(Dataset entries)
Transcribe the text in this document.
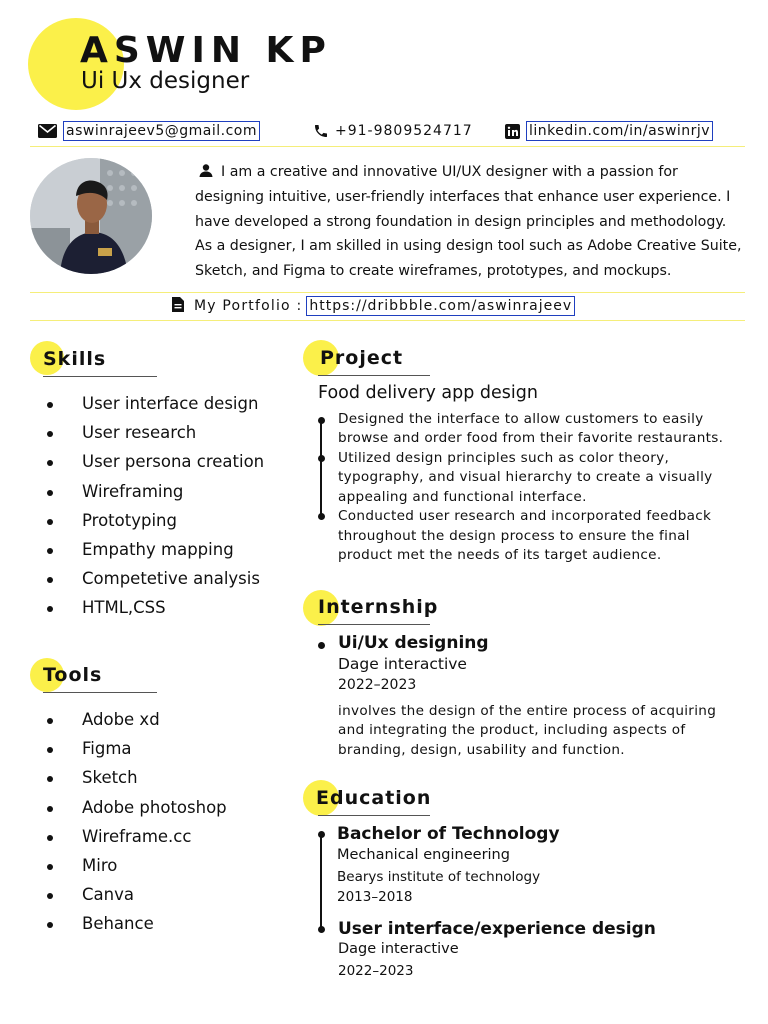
ASWIN KP
Ui Ux designer
aswinrajeev5@gmail.com	+91-9809524717	linkedin.com/in/aswinrjv
I am a creative and innovative UI/UX designer with a passion for designing intuitive, user-friendly interfaces that enhance user experience. I have developed a strong foundation in design principles and methodology. As a designer, I am skilled in using design tool such as Adobe Creative Suite, Sketch, and Figma to create wireframes, prototypes, and mockups.
My Portfolio : https://dribbble.com/aswinrajeev
Skills
User interface design
User research
User persona creation
Wireframing
Prototyping
Empathy mapping
Competetive analysis
HTML,CSS
Tools
Adobe xd
Figma
Sketch
Adobe photoshop
Wireframe.cc
Miro
Canva
Behance
Project
Food delivery app design
Designed the interface to allow customers to easily
browse and order food from their favorite restaurants.
Utilized design principles such as color theory,
typography, and visual hierarchy to create a visually
appealing and functional interface.
Conducted user research and incorporated feedback
throughout the design process to ensure the final
product met the needs of its target audience.
Internship
Ui/Ux designing
Dage interactive
2022–2023
involves the design of the entire process of acquiring
and integrating the product, including aspects of
branding, design, usability and function.
Education
Bachelor of Technology
Mechanical engineering
Bearys institute of technology
2013–2018
User interface/experience design
Dage interactive
2022–2023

## WHAT YOU NEED TO DO
Leave the pictures out and reproduce all of the records exactly.

## EXERCISE RESPONSE
Transcribe the text in this document.
ASWIN KP
Ui Ux designer
aswinrajeev5@gmail.com	+91-9809524717	linkedin.com/in/aswinrjv
I am a creative and innovative UI/UX designer with a passion for designing intuitive, user-friendly interfaces that enhance user experience. I have developed a strong foundation in design principles and methodology. As a designer, I am skilled in using design tool such as Adobe Creative Suite, Sketch, and Figma to create wireframes, prototypes, and mockups.
My Portfolio : https://dribbble.com/aswinrajeev
Skills
User interface design
User research
User persona creation
Wireframing
Prototyping
Empathy mapping
Competetive analysis
HTML,CSS
Tools
Adobe xd
Figma
Sketch
Adobe photoshop
Wireframe.cc
Miro
Canva
Behance
Project
Food delivery app design
Designed the interface to allow customers to easily
browse and order food from their favorite restaurants.
Utilized design principles such as color theory,
typography, and visual hierarchy to create a visually
appealing and functional interface.
Conducted user research and incorporated feedback
throughout the design process to ensure the final
product met the needs of its target audience.
Internship
Ui/Ux designing
Dage interactive
2022–2023
involves the design of the entire process of acquiring
and integrating the product, including aspects of
branding, design, usability and function.
Education
Bachelor of Technology
Mechanical engineering
Bearys institute of technology
2013–2018
User interface/experience design
Dage interactive
2022–2023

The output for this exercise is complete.